Excerpts from a figure dataset
#####
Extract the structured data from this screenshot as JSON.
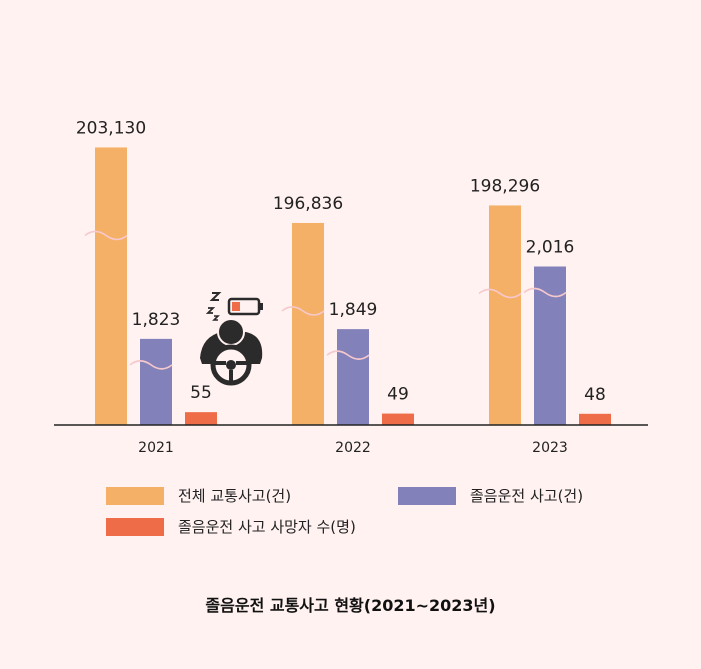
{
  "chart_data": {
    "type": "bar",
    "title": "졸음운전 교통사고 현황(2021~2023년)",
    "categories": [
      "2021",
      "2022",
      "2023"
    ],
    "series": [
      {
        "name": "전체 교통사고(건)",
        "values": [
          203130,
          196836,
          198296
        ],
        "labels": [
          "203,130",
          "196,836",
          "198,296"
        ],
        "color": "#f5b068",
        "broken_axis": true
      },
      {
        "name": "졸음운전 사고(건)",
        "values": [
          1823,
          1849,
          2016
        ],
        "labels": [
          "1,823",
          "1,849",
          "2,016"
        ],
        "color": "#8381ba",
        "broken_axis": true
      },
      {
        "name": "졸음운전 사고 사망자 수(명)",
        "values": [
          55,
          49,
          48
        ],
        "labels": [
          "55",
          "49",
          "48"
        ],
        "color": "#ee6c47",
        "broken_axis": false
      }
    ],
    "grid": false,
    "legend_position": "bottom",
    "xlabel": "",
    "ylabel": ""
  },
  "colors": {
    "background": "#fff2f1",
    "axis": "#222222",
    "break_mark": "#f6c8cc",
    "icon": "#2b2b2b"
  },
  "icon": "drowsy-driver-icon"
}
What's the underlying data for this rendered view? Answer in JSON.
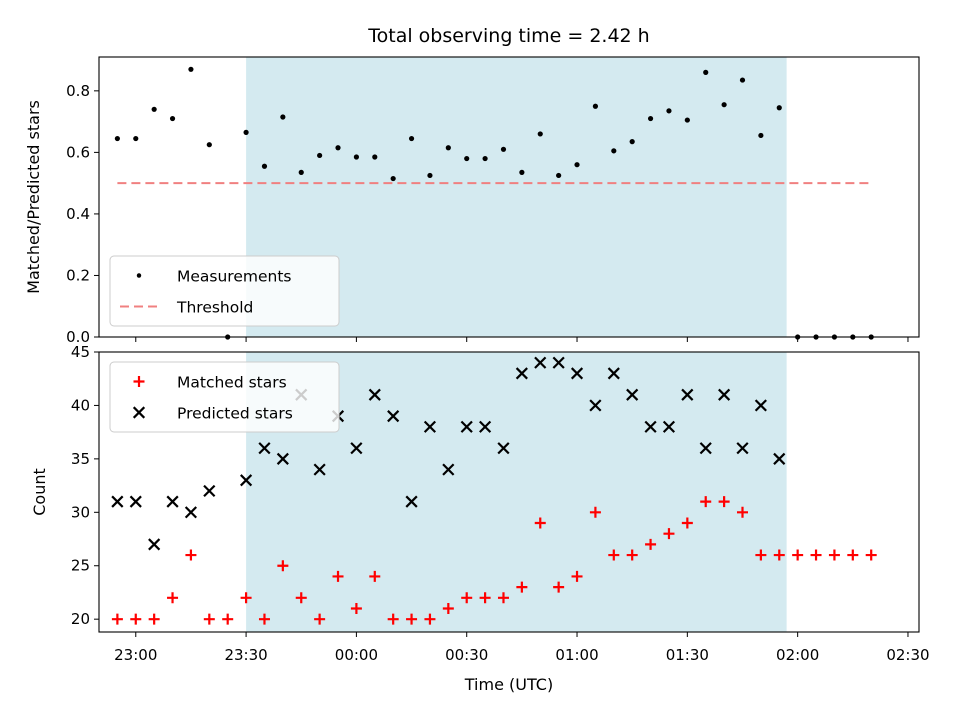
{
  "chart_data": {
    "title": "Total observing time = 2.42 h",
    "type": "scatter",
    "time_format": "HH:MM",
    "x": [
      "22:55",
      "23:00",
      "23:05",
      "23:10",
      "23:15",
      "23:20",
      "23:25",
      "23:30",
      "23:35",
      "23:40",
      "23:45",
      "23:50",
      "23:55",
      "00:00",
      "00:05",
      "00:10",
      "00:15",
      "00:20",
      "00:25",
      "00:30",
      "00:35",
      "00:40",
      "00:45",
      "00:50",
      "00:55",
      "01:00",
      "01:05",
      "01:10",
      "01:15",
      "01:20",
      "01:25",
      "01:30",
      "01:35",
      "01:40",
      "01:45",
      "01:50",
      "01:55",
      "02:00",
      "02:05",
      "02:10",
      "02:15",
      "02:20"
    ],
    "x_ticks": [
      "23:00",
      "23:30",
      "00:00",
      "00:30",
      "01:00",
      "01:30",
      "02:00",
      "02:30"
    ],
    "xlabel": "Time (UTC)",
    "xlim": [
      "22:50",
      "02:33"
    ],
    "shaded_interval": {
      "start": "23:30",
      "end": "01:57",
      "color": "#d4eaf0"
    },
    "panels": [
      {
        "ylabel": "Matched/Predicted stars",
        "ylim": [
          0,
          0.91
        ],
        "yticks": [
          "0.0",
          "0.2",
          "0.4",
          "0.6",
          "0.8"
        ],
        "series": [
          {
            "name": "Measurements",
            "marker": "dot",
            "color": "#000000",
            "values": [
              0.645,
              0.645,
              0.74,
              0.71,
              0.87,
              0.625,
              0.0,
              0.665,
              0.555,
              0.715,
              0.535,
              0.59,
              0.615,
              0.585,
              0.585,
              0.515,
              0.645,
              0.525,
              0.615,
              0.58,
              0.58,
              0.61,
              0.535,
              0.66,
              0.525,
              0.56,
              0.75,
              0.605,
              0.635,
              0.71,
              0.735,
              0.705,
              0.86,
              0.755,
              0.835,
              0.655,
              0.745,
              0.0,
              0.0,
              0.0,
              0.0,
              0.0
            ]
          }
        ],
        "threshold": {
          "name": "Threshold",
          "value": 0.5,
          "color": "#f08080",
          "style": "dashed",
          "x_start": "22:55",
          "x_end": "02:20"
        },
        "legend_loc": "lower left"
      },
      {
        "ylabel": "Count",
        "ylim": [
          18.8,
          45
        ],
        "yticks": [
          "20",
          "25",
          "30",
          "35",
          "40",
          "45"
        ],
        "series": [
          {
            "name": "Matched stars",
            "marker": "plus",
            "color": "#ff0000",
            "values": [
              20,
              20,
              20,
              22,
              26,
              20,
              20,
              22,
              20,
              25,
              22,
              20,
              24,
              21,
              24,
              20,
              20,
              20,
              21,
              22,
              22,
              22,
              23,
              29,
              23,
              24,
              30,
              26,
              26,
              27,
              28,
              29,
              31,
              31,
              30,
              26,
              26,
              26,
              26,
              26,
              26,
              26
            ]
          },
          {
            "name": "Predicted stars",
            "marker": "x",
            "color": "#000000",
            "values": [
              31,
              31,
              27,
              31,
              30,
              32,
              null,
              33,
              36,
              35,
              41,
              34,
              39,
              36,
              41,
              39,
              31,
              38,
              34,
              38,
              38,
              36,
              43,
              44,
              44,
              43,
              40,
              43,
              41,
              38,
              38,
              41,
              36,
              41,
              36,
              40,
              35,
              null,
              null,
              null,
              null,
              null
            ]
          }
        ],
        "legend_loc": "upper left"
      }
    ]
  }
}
#####
### Your goal
Copy all the entries word for word. Omit any pictures.

### Exercise response
Extract the structured data from this screenshot as JSON.
{
  "chart_data": {
    "type": "bar",
    "title": "졸음운전 교통사고 현황(2021~2023년)",
    "categories": [
      "2021",
      "2022",
      "2023"
    ],
    "series": [
      {
        "name": "전체 교통사고(건)",
        "values": [
          203130,
          196836,
          198296
        ],
        "labels": [
          "203,130",
          "196,836",
          "198,296"
        ],
        "color": "#f5b068",
        "broken_axis": true
      },
      {
        "name": "졸음운전 사고(건)",
        "values": [
          1823,
          1849,
          2016
        ],
        "labels": [
          "1,823",
          "1,849",
          "2,016"
        ],
        "color": "#8381ba",
        "broken_axis": true
      },
      {
        "name": "졸음운전 사고 사망자 수(명)",
        "values": [
          55,
          49,
          48
        ],
        "labels": [
          "55",
          "49",
          "48"
        ],
        "color": "#ee6c47",
        "broken_axis": false
      }
    ],
    "grid": false,
    "legend_position": "bottom",
    "xlabel": "",
    "ylabel": ""
  },
  "colors": {
    "background": "#fff2f1",
    "axis": "#222222",
    "break_mark": "#f6c8cc",
    "icon": "#2b2b2b"
  },
  "icon": "drowsy-driver-icon"
}
What's the underlying data for this rendered view? Answer in JSON.
{
  "chart_data": {
    "title": "Total observing time = 2.42 h",
    "type": "scatter",
    "time_format": "HH:MM",
    "x": [
      "22:55",
      "23:00",
      "23:05",
      "23:10",
      "23:15",
      "23:20",
      "23:25",
      "23:30",
      "23:35",
      "23:40",
      "23:45",
      "23:50",
      "23:55",
      "00:00",
      "00:05",
      "00:10",
      "00:15",
      "00:20",
      "00:25",
      "00:30",
      "00:35",
      "00:40",
      "00:45",
      "00:50",
      "00:55",
      "01:00",
      "01:05",
      "01:10",
      "01:15",
      "01:20",
      "01:25",
      "01:30",
      "01:35",
      "01:40",
      "01:45",
      "01:50",
      "01:55",
      "02:00",
      "02:05",
      "02:10",
      "02:15",
      "02:20"
    ],
    "x_ticks": [
      "23:00",
      "23:30",
      "00:00",
      "00:30",
      "01:00",
      "01:30",
      "02:00",
      "02:30"
    ],
    "xlabel": "Time (UTC)",
    "xlim": [
      "22:50",
      "02:33"
    ],
    "shaded_interval": {
      "start": "23:30",
      "end": "01:57",
      "color": "#d4eaf0"
    },
    "panels": [
      {
        "ylabel": "Matched/Predicted stars",
        "ylim": [
          0,
          0.91
        ],
        "yticks": [
          "0.0",
          "0.2",
          "0.4",
          "0.6",
          "0.8"
        ],
        "series": [
          {
            "name": "Measurements",
            "marker": "dot",
            "color": "#000000",
            "values": [
              0.645,
              0.645,
              0.74,
              0.71,
              0.87,
              0.625,
              0.0,
              0.665,
              0.555,
              0.715,
              0.535,
              0.59,
              0.615,
              0.585,
              0.585,
              0.515,
              0.645,
              0.525,
              0.615,
              0.58,
              0.58,
              0.61,
              0.535,
              0.66,
              0.525,
              0.56,
              0.75,
              0.605,
              0.635,
              0.71,
              0.735,
              0.705,
              0.86,
              0.755,
              0.835,
              0.655,
              0.745,
              0.0,
              0.0,
              0.0,
              0.0,
              0.0
            ]
          }
        ],
        "threshold": {
          "name": "Threshold",
          "value": 0.5,
          "color": "#f08080",
          "style": "dashed",
          "x_start": "22:55",
          "x_end": "02:20"
        },
        "legend_loc": "lower left"
      },
      {
        "ylabel": "Count",
        "ylim": [
          18.8,
          45
        ],
        "yticks": [
          "20",
          "25",
          "30",
          "35",
          "40",
          "45"
        ],
        "series": [
          {
            "name": "Matched stars",
            "marker": "plus",
            "color": "#ff0000",
            "values": [
              20,
              20,
              20,
              22,
              26,
              20,
              20,
              22,
              20,
              25,
              22,
              20,
              24,
              21,
              24,
              20,
              20,
              20,
              21,
              22,
              22,
              22,
              23,
              29,
              23,
              24,
              30,
              26,
              26,
              27,
              28,
              29,
              31,
              31,
              30,
              26,
              26,
              26,
              26,
              26,
              26,
              26
            ]
          },
          {
            "name": "Predicted stars",
            "marker": "x",
            "color": "#000000",
            "values": [
              31,
              31,
              27,
              31,
              30,
              32,
              null,
              33,
              36,
              35,
              41,
              34,
              39,
              36,
              41,
              39,
              31,
              38,
              34,
              38,
              38,
              36,
              43,
              44,
              44,
              43,
              40,
              43,
              41,
              38,
              38,
              41,
              36,
              41,
              36,
              40,
              35,
              null,
              null,
              null,
              null,
              null
            ]
          }
        ],
        "legend_loc": "upper left"
      }
    ]
  }
}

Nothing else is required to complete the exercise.